▶ **STORED RECORDS**

══════════

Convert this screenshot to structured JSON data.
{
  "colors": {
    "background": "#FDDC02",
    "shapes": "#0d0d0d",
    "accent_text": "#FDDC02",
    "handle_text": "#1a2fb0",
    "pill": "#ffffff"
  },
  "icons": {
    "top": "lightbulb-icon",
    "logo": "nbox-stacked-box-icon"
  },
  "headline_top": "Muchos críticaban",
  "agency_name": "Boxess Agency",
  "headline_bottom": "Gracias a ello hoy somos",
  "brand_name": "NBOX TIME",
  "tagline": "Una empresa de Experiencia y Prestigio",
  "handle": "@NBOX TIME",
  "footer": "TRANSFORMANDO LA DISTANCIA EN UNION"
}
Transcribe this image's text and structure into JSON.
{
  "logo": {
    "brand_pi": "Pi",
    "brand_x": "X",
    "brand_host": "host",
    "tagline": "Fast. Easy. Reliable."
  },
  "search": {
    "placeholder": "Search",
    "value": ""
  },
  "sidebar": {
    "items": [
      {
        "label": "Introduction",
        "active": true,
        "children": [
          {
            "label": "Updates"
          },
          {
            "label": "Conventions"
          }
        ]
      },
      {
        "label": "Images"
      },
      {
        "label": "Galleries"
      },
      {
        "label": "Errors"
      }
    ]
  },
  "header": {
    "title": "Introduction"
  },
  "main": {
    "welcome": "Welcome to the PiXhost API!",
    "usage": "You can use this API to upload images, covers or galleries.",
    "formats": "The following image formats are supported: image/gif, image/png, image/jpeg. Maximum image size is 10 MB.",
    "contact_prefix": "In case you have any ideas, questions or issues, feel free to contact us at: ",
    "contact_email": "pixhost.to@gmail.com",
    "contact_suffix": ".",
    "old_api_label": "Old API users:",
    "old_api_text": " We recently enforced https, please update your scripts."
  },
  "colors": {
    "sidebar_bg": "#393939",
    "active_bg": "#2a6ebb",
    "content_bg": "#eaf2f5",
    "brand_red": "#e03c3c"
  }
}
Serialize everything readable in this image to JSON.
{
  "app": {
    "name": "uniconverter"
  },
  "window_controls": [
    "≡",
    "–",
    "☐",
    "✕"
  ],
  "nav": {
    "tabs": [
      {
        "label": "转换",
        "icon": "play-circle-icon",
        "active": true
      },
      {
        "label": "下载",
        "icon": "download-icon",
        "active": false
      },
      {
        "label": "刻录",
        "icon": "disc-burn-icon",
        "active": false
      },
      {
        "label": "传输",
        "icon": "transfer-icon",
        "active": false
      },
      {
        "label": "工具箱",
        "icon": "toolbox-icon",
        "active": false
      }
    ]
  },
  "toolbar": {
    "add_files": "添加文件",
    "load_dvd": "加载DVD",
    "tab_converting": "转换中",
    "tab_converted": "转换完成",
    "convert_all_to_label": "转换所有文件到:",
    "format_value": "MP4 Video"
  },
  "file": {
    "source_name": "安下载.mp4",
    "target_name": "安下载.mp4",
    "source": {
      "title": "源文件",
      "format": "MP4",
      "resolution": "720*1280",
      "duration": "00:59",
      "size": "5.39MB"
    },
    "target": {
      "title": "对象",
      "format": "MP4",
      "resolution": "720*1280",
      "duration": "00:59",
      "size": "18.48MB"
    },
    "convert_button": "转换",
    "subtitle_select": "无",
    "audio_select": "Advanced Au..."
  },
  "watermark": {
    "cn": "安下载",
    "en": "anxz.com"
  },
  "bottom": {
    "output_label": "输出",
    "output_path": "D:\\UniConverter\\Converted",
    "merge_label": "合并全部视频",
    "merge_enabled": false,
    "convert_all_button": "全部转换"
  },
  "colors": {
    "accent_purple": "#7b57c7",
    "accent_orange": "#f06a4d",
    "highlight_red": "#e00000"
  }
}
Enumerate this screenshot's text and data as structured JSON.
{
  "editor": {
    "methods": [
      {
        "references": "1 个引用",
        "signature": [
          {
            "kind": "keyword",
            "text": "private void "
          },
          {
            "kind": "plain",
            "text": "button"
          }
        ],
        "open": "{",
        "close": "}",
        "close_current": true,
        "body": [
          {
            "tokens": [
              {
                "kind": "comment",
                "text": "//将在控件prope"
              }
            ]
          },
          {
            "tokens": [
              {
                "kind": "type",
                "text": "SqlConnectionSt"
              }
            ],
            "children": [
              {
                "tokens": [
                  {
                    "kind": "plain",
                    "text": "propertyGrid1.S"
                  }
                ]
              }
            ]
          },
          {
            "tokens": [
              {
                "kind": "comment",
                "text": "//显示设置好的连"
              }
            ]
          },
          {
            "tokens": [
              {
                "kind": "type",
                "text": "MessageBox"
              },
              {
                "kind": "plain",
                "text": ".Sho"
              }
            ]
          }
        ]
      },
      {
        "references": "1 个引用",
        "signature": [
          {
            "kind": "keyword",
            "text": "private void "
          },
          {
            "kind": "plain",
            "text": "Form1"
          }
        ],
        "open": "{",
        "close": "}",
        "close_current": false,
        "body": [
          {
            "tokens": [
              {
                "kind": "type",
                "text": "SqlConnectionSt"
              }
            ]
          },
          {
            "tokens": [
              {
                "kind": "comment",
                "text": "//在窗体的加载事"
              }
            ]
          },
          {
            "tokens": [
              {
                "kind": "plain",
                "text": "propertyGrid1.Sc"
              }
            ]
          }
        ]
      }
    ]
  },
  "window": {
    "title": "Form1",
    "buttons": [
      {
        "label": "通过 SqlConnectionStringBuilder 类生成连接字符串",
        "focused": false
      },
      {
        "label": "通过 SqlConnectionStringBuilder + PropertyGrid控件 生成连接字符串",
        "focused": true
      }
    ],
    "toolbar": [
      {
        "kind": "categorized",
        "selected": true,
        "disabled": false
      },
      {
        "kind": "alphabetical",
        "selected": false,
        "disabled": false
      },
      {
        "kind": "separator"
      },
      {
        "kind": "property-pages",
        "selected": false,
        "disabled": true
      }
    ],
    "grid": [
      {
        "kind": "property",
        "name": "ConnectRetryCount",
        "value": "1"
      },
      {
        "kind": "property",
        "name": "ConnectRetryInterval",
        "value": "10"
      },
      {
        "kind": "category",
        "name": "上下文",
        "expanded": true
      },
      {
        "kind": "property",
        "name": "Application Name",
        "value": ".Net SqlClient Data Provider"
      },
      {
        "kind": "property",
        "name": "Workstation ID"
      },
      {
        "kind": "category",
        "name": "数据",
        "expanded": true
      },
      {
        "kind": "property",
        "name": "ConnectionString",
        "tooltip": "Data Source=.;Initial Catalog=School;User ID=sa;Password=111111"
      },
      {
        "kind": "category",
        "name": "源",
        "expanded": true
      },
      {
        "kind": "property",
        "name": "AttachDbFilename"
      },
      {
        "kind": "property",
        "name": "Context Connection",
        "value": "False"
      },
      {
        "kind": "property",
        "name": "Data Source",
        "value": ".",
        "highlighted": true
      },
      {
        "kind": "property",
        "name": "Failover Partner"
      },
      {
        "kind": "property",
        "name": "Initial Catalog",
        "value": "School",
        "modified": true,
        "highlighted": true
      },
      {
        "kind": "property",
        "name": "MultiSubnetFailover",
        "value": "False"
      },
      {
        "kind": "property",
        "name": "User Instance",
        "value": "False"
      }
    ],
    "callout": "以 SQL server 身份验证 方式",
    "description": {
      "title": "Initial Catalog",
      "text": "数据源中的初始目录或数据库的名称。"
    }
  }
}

══════════

▶ **PROMPT**
Take every line from the records above that has the word "Catalog" and copy it.

▶ **ANSWER FOR THE TASK**
        "tooltip": "Data Source=.;Initial Catalog=School;User ID=sa;Password=111111"
        "name": "Initial Catalog",
      "title": "Initial Catalog",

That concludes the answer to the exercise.